(Beginning of RECORD SET)
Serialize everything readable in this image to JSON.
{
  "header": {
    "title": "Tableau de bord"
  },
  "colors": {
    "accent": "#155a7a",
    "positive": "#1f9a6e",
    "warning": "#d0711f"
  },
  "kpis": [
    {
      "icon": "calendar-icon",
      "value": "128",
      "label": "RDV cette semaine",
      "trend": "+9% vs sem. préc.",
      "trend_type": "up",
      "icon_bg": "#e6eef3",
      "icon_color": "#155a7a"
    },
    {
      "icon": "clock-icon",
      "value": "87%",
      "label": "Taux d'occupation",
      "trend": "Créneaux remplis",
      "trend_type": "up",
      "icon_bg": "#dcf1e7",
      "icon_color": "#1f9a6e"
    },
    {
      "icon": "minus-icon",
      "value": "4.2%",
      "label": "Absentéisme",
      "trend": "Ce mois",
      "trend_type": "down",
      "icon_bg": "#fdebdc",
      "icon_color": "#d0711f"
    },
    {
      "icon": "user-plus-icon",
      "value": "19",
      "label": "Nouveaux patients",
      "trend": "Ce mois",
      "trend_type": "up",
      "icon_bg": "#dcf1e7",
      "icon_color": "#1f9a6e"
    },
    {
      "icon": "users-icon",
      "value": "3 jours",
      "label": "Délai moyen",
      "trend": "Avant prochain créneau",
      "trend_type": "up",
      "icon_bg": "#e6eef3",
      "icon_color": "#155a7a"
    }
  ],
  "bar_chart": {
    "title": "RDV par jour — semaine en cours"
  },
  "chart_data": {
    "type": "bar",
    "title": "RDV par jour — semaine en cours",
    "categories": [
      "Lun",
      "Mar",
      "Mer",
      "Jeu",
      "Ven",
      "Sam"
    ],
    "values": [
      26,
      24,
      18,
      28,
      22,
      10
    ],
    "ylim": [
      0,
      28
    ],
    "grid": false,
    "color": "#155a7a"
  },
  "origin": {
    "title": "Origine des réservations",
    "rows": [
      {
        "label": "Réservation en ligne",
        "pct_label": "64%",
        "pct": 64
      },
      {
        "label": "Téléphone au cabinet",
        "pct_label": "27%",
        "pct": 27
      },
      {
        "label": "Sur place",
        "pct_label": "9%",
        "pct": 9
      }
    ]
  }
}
(End of RECORD SET)
▸ DESCRIPTION OF THE TASK: Give the number of lines in the entries above that include the string "cours". Write nothing but that number.

▸ SOLUTION TO THIS TASK: 2